------ Record extracts ------

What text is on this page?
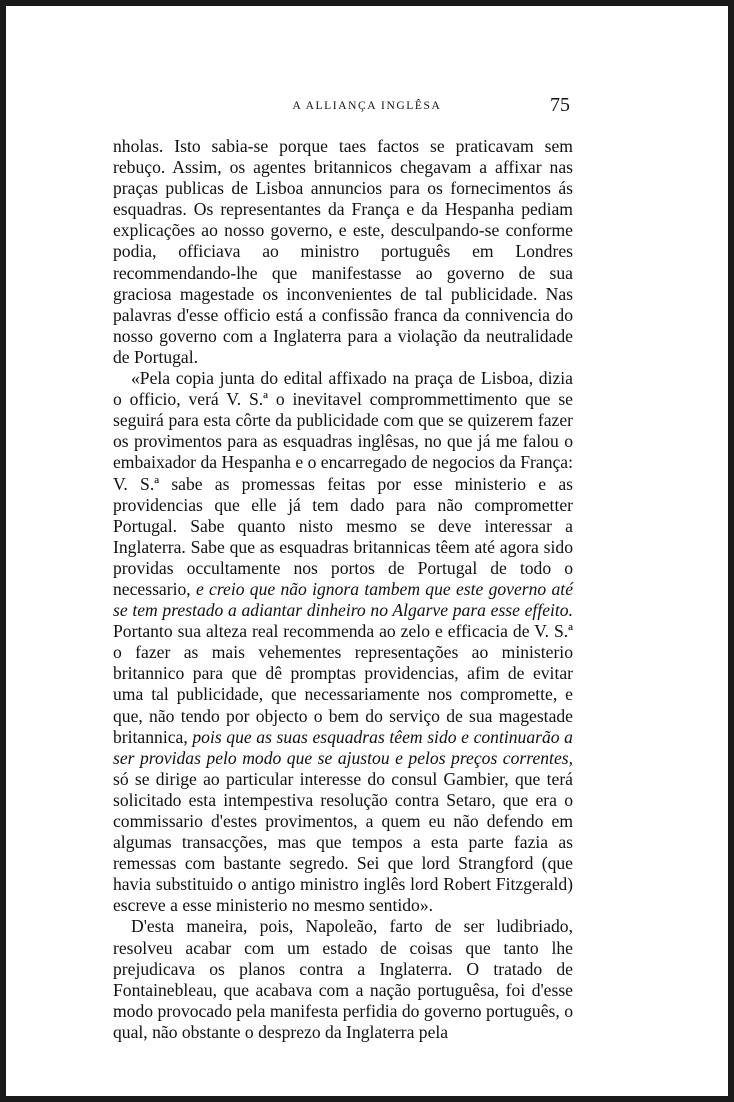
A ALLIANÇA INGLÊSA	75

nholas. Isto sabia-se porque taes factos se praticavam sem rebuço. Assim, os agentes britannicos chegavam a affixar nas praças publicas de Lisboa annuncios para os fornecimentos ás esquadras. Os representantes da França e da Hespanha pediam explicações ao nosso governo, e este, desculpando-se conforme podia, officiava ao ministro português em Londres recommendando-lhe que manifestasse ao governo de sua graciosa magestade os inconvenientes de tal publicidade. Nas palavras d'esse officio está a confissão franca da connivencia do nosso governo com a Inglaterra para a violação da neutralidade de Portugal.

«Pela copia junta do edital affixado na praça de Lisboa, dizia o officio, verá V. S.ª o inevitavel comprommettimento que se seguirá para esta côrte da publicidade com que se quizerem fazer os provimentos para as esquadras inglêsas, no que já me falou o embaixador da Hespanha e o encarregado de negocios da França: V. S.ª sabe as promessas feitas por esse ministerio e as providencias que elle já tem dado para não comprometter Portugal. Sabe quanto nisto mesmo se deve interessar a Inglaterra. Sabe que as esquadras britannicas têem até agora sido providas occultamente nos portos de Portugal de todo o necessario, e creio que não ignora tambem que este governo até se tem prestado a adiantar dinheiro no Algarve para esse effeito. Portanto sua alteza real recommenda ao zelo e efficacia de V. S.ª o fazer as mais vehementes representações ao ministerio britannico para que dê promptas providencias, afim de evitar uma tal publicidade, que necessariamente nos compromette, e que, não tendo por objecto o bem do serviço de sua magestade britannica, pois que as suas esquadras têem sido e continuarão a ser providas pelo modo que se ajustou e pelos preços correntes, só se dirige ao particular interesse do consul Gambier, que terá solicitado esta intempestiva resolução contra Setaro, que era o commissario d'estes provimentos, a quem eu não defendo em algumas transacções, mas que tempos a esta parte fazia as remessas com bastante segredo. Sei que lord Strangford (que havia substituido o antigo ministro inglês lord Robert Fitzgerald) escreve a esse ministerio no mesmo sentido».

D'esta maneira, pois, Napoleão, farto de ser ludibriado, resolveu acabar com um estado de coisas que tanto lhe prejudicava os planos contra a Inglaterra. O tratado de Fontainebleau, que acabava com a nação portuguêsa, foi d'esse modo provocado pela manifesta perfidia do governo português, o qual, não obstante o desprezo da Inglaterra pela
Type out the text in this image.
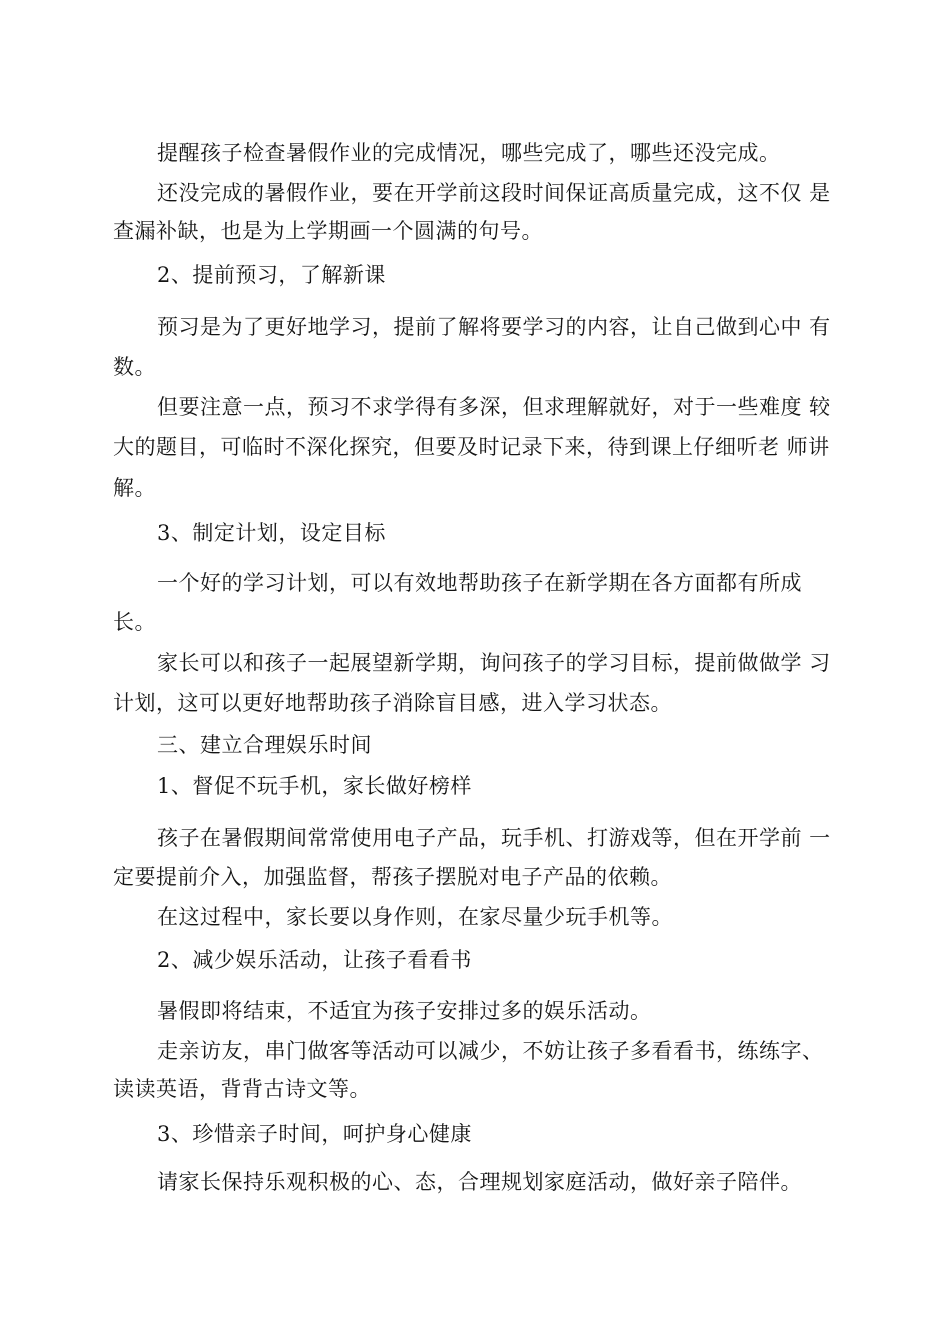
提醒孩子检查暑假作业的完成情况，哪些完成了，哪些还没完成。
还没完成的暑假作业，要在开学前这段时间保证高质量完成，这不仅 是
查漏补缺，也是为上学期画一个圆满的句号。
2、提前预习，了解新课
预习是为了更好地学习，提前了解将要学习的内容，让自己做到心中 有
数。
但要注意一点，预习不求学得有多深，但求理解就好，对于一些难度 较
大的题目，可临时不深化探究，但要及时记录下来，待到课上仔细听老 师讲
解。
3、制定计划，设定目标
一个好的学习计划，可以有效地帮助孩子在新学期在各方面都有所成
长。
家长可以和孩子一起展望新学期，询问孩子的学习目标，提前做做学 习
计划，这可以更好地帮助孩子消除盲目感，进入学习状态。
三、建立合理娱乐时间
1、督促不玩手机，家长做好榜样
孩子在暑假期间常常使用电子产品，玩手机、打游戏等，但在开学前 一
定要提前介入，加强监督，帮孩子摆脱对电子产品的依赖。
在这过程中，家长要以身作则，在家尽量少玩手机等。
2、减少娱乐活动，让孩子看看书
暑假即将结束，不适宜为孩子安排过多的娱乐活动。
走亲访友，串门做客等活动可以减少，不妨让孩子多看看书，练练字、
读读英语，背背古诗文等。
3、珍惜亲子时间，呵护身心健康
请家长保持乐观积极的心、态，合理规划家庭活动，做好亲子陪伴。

------
------ Record extracts ------

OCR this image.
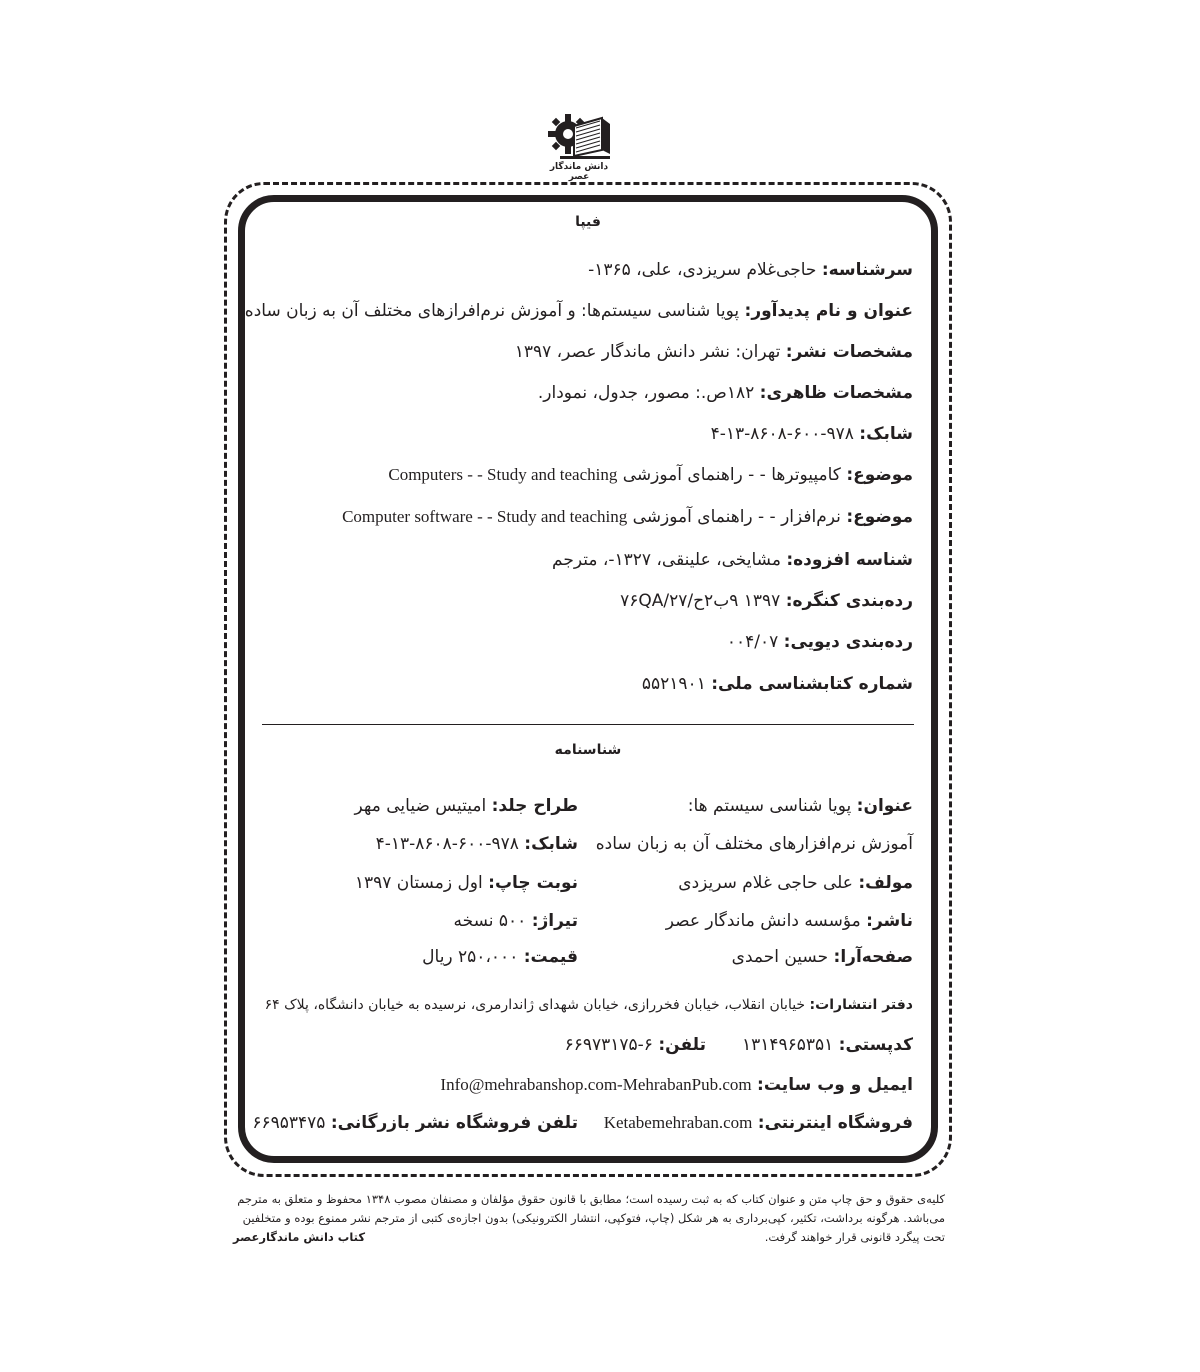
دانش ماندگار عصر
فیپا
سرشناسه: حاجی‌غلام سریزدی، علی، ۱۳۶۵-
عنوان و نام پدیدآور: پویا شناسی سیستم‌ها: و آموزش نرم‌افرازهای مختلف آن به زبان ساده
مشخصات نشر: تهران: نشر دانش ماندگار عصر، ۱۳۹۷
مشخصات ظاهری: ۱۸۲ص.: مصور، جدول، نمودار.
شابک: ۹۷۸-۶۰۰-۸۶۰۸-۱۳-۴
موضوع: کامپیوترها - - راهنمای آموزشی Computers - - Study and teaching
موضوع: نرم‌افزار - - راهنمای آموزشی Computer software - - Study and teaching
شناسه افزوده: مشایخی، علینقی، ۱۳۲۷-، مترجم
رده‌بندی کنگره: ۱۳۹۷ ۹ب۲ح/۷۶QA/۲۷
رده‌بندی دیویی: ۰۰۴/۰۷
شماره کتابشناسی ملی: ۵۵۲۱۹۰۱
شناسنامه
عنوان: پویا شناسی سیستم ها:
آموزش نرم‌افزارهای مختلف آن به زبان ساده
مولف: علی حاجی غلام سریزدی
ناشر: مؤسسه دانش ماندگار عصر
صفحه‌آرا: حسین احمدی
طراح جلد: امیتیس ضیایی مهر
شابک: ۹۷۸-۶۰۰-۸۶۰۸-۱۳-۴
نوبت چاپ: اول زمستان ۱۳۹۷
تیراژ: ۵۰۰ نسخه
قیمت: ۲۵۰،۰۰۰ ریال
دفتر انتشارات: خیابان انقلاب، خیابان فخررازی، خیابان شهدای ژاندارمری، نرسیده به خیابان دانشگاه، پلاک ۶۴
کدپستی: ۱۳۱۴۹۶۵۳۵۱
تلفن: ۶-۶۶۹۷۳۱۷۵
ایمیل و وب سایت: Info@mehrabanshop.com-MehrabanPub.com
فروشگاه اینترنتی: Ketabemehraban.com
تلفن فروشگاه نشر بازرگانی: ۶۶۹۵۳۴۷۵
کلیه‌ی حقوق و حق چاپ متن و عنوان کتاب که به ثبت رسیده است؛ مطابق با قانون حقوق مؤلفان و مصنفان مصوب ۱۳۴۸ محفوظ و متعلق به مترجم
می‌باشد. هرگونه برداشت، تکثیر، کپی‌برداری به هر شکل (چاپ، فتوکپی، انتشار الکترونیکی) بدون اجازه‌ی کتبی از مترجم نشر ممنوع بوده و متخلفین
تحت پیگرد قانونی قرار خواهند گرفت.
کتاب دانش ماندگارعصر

------
------ Record extracts ------

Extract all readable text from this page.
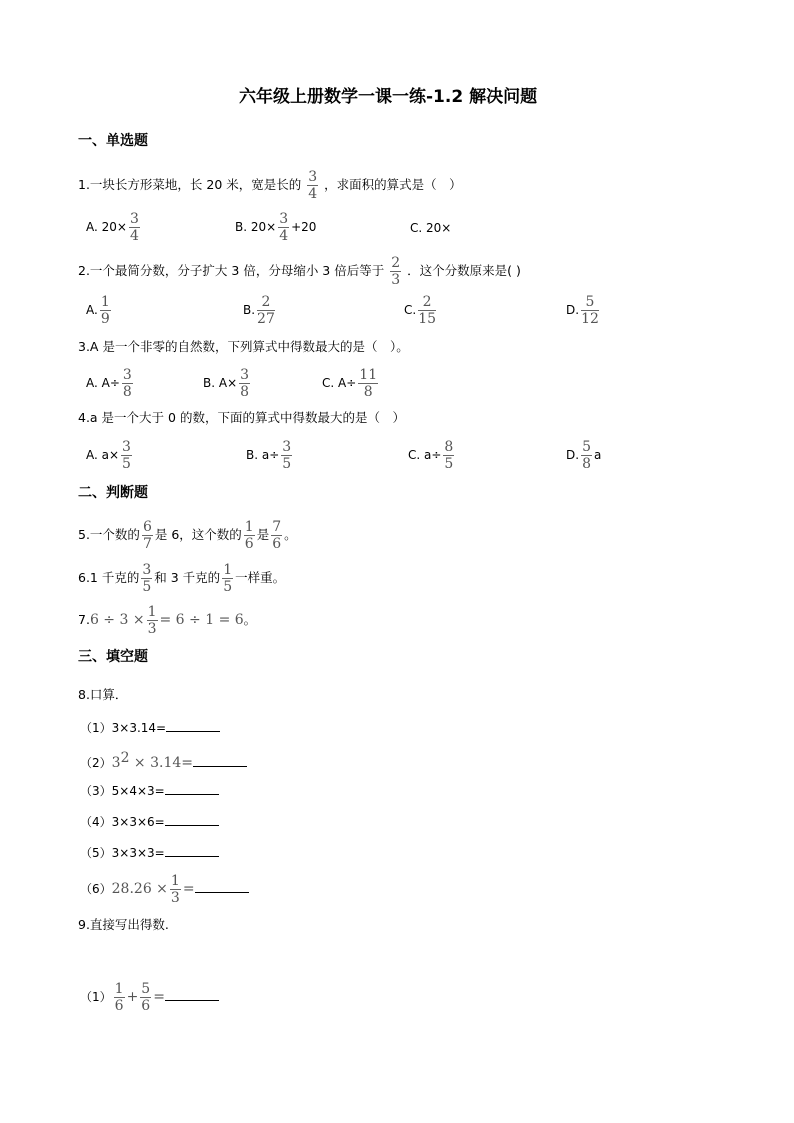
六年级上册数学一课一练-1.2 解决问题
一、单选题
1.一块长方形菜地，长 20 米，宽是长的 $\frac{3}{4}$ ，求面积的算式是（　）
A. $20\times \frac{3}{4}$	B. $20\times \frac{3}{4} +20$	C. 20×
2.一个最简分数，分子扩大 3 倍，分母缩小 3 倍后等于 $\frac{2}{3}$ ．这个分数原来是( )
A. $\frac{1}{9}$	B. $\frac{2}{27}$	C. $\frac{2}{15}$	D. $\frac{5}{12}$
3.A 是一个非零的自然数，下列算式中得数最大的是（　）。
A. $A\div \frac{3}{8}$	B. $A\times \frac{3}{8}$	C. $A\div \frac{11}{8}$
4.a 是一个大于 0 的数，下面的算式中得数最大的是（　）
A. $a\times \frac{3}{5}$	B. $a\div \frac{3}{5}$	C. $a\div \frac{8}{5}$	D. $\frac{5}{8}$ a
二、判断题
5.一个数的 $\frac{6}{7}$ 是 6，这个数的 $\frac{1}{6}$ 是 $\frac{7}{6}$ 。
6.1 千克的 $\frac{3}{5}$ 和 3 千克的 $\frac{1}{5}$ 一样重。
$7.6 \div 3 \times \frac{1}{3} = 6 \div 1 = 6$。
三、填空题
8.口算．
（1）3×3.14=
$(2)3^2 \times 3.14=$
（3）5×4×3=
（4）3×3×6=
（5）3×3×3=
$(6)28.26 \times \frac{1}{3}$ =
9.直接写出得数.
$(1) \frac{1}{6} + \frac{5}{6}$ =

------

Gather, from the listing above, every line carrying the word "this".

## Written solution
What text is on this page?
Type out the text in this image.
OCR this image.
Extract all readable text from this page.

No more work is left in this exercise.